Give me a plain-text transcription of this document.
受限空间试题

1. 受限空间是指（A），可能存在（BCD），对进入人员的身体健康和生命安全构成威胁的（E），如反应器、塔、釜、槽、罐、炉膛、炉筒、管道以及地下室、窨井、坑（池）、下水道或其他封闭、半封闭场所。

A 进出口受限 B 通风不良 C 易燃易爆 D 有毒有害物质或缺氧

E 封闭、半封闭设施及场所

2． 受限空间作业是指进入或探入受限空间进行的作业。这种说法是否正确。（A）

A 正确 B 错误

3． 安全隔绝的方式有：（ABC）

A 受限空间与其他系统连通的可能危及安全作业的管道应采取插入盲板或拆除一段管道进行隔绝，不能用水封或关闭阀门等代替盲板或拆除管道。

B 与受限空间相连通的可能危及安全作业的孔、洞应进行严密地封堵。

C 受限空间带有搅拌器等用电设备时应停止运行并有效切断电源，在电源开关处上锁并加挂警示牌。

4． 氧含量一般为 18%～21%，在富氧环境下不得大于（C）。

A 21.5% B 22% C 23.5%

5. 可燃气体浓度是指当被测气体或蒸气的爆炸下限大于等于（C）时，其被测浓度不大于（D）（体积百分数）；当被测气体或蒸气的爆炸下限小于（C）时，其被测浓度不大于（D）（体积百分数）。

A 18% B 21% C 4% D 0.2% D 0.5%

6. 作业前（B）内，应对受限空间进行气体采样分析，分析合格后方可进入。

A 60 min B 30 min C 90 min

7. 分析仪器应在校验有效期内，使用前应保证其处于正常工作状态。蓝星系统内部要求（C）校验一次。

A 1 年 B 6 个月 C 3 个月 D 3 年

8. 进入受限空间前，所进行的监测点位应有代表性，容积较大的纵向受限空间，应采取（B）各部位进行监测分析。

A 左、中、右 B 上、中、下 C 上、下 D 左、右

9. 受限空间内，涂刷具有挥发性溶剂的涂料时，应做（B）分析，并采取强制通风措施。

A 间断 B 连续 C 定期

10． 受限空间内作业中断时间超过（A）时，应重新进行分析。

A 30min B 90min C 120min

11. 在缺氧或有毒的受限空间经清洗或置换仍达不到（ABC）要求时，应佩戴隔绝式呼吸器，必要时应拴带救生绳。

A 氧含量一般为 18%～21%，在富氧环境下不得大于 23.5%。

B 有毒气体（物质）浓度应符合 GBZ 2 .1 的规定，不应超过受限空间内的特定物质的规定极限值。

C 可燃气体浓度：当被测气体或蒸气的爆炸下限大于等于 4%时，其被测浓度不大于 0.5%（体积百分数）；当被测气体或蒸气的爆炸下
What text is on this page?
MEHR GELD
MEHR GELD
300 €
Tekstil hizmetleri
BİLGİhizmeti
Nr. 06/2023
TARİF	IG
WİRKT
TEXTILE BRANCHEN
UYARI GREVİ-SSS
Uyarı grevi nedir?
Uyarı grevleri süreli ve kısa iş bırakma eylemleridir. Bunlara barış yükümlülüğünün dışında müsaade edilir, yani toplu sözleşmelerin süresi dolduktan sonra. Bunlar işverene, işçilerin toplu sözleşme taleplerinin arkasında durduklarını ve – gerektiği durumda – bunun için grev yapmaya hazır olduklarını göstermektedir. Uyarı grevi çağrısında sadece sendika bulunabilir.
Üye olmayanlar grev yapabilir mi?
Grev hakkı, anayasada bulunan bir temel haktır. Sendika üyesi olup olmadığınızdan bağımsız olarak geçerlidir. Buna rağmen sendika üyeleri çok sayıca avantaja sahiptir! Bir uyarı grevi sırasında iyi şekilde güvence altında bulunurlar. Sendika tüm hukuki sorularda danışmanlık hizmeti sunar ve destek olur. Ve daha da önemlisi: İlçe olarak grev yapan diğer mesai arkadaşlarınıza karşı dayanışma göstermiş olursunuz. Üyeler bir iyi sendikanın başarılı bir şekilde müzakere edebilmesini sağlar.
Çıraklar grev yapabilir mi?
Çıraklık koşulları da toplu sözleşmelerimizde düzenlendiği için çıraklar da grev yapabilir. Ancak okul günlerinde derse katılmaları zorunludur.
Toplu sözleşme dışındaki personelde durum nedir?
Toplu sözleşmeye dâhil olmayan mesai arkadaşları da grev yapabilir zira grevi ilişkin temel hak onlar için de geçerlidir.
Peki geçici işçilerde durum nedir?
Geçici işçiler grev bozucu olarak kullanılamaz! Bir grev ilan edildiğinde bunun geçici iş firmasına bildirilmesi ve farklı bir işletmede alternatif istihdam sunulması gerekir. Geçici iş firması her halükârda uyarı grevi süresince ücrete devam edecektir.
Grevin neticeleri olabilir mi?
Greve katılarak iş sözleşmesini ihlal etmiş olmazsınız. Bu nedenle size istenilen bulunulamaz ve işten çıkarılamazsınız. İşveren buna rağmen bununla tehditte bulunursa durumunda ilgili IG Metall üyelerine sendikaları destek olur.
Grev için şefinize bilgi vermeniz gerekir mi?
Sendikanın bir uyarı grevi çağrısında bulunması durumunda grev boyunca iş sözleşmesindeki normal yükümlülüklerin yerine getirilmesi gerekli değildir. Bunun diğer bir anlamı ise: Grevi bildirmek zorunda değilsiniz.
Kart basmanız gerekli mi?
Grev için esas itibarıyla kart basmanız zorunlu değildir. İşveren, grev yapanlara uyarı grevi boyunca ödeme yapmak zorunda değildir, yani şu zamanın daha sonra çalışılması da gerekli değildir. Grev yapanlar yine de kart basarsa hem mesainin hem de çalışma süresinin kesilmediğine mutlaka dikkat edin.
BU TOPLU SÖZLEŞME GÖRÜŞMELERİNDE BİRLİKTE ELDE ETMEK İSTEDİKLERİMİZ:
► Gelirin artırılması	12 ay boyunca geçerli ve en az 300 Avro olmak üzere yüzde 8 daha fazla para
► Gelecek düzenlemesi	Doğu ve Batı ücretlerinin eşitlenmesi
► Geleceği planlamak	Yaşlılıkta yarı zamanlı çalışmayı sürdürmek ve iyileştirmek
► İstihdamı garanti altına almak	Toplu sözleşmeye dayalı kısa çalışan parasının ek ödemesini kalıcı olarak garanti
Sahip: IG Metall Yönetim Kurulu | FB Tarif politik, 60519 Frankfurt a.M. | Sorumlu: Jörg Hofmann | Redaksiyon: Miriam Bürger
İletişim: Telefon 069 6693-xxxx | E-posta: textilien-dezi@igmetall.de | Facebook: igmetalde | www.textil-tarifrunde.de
━━━
■ TASK REQUIREMENTS ■
Write every entry out again exactly.

■ EXERCISE ANSWER ■
Give me a plain-text transcription of this document.
受限空间试题

1. 受限空间是指（A），可能存在（BCD），对进入人员的身体健康和生命安全构成威胁的（E），如反应器、塔、釜、槽、罐、炉膛、炉筒、管道以及地下室、窨井、坑（池）、下水道或其他封闭、半封闭场所。

A 进出口受限 B 通风不良 C 易燃易爆 D 有毒有害物质或缺氧

E 封闭、半封闭设施及场所

2． 受限空间作业是指进入或探入受限空间进行的作业。这种说法是否正确。（A）

A 正确 B 错误

3． 安全隔绝的方式有：（ABC）

A 受限空间与其他系统连通的可能危及安全作业的管道应采取插入盲板或拆除一段管道进行隔绝，不能用水封或关闭阀门等代替盲板或拆除管道。

B 与受限空间相连通的可能危及安全作业的孔、洞应进行严密地封堵。

C 受限空间带有搅拌器等用电设备时应停止运行并有效切断电源，在电源开关处上锁并加挂警示牌。

4． 氧含量一般为 18%～21%，在富氧环境下不得大于（C）。

A 21.5% B 22% C 23.5%

5. 可燃气体浓度是指当被测气体或蒸气的爆炸下限大于等于（C）时，其被测浓度不大于（D）（体积百分数）；当被测气体或蒸气的爆炸下限小于（C）时，其被测浓度不大于（D）（体积百分数）。

A 18% B 21% C 4% D 0.2% D 0.5%

6. 作业前（B）内，应对受限空间进行气体采样分析，分析合格后方可进入。

A 60 min B 30 min C 90 min

7. 分析仪器应在校验有效期内，使用前应保证其处于正常工作状态。蓝星系统内部要求（C）校验一次。

A 1 年 B 6 个月 C 3 个月 D 3 年

8. 进入受限空间前，所进行的监测点位应有代表性，容积较大的纵向受限空间，应采取（B）各部位进行监测分析。

A 左、中、右 B 上、中、下 C 上、下 D 左、右

9. 受限空间内，涂刷具有挥发性溶剂的涂料时，应做（B）分析，并采取强制通风措施。

A 间断 B 连续 C 定期

10． 受限空间内作业中断时间超过（A）时，应重新进行分析。

A 30min B 90min C 120min

11. 在缺氧或有毒的受限空间经清洗或置换仍达不到（ABC）要求时，应佩戴隔绝式呼吸器，必要时应拴带救生绳。

A 氧含量一般为 18%～21%，在富氧环境下不得大于 23.5%。

B 有毒气体（物质）浓度应符合 GBZ 2 .1 的规定，不应超过受限空间内的特定物质的规定极限值。

C 可燃气体浓度：当被测气体或蒸气的爆炸下限大于等于 4%时，其被测浓度不大于 0.5%（体积百分数）；当被测气体或蒸气的爆炸下
What text is on this page?
MEHR GELD
MEHR GELD
300 €
Tekstil hizmetleri
BİLGİhizmeti
Nr. 06/2023
TARİF	IG
WİRKT
TEXTILE BRANCHEN
UYARI GREVİ-SSS
Uyarı grevi nedir?
Uyarı grevleri süreli ve kısa iş bırakma eylemleridir. Bunlara barış yükümlülüğünün dışında müsaade edilir, yani toplu sözleşmelerin süresi dolduktan sonra. Bunlar işverene, işçilerin toplu sözleşme taleplerinin arkasında durduklarını ve – gerektiği durumda – bunun için grev yapmaya hazır olduklarını göstermektedir. Uyarı grevi çağrısında sadece sendika bulunabilir.
Üye olmayanlar grev yapabilir mi?
Grev hakkı, anayasada bulunan bir temel haktır. Sendika üyesi olup olmadığınızdan bağımsız olarak geçerlidir. Buna rağmen sendika üyeleri çok sayıca avantaja sahiptir! Bir uyarı grevi sırasında iyi şekilde güvence altında bulunurlar. Sendika tüm hukuki sorularda danışmanlık hizmeti sunar ve destek olur. Ve daha da önemlisi: İlçe olarak grev yapan diğer mesai arkadaşlarınıza karşı dayanışma göstermiş olursunuz. Üyeler bir iyi sendikanın başarılı bir şekilde müzakere edebilmesini sağlar.
Çıraklar grev yapabilir mi?
Çıraklık koşulları da toplu sözleşmelerimizde düzenlendiği için çıraklar da grev yapabilir. Ancak okul günlerinde derse katılmaları zorunludur.
Toplu sözleşme dışındaki personelde durum nedir?
Toplu sözleşmeye dâhil olmayan mesai arkadaşları da grev yapabilir zira grevi ilişkin temel hak onlar için de geçerlidir.
Peki geçici işçilerde durum nedir?
Geçici işçiler grev bozucu olarak kullanılamaz! Bir grev ilan edildiğinde bunun geçici iş firmasına bildirilmesi ve farklı bir işletmede alternatif istihdam sunulması gerekir. Geçici iş firması her halükârda uyarı grevi süresince ücrete devam edecektir.
Grevin neticeleri olabilir mi?
Greve katılarak iş sözleşmesini ihlal etmiş olmazsınız. Bu nedenle size istenilen bulunulamaz ve işten çıkarılamazsınız. İşveren buna rağmen bununla tehditte bulunursa durumunda ilgili IG Metall üyelerine sendikaları destek olur.
Grev için şefinize bilgi vermeniz gerekir mi?
Sendikanın bir uyarı grevi çağrısında bulunması durumunda grev boyunca iş sözleşmesindeki normal yükümlülüklerin yerine getirilmesi gerekli değildir. Bunun diğer bir anlamı ise: Grevi bildirmek zorunda değilsiniz.
Kart basmanız gerekli mi?
Grev için esas itibarıyla kart basmanız zorunlu değildir. İşveren, grev yapanlara uyarı grevi boyunca ödeme yapmak zorunda değildir, yani şu zamanın daha sonra çalışılması da gerekli değildir. Grev yapanlar yine de kart basarsa hem mesainin hem de çalışma süresinin kesilmediğine mutlaka dikkat edin.
BU TOPLU SÖZLEŞME GÖRÜŞMELERİNDE BİRLİKTE ELDE ETMEK İSTEDİKLERİMİZ:
► Gelirin artırılması	12 ay boyunca geçerli ve en az 300 Avro olmak üzere yüzde 8 daha fazla para
► Gelecek düzenlemesi	Doğu ve Batı ücretlerinin eşitlenmesi
► Geleceği planlamak	Yaşlılıkta yarı zamanlı çalışmayı sürdürmek ve iyileştirmek
► İstihdamı garanti altına almak	Toplu sözleşmeye dayalı kısa çalışan parasının ek ödemesini kalıcı olarak garanti
Sahip: IG Metall Yönetim Kurulu | FB Tarif politik, 60519 Frankfurt a.M. | Sorumlu: Jörg Hofmann | Redaksiyon: Miriam Bürger
İletişim: Telefon 069 6693-xxxx | E-posta: textilien-dezi@igmetall.de | Facebook: igmetalde | www.textil-tarifrunde.de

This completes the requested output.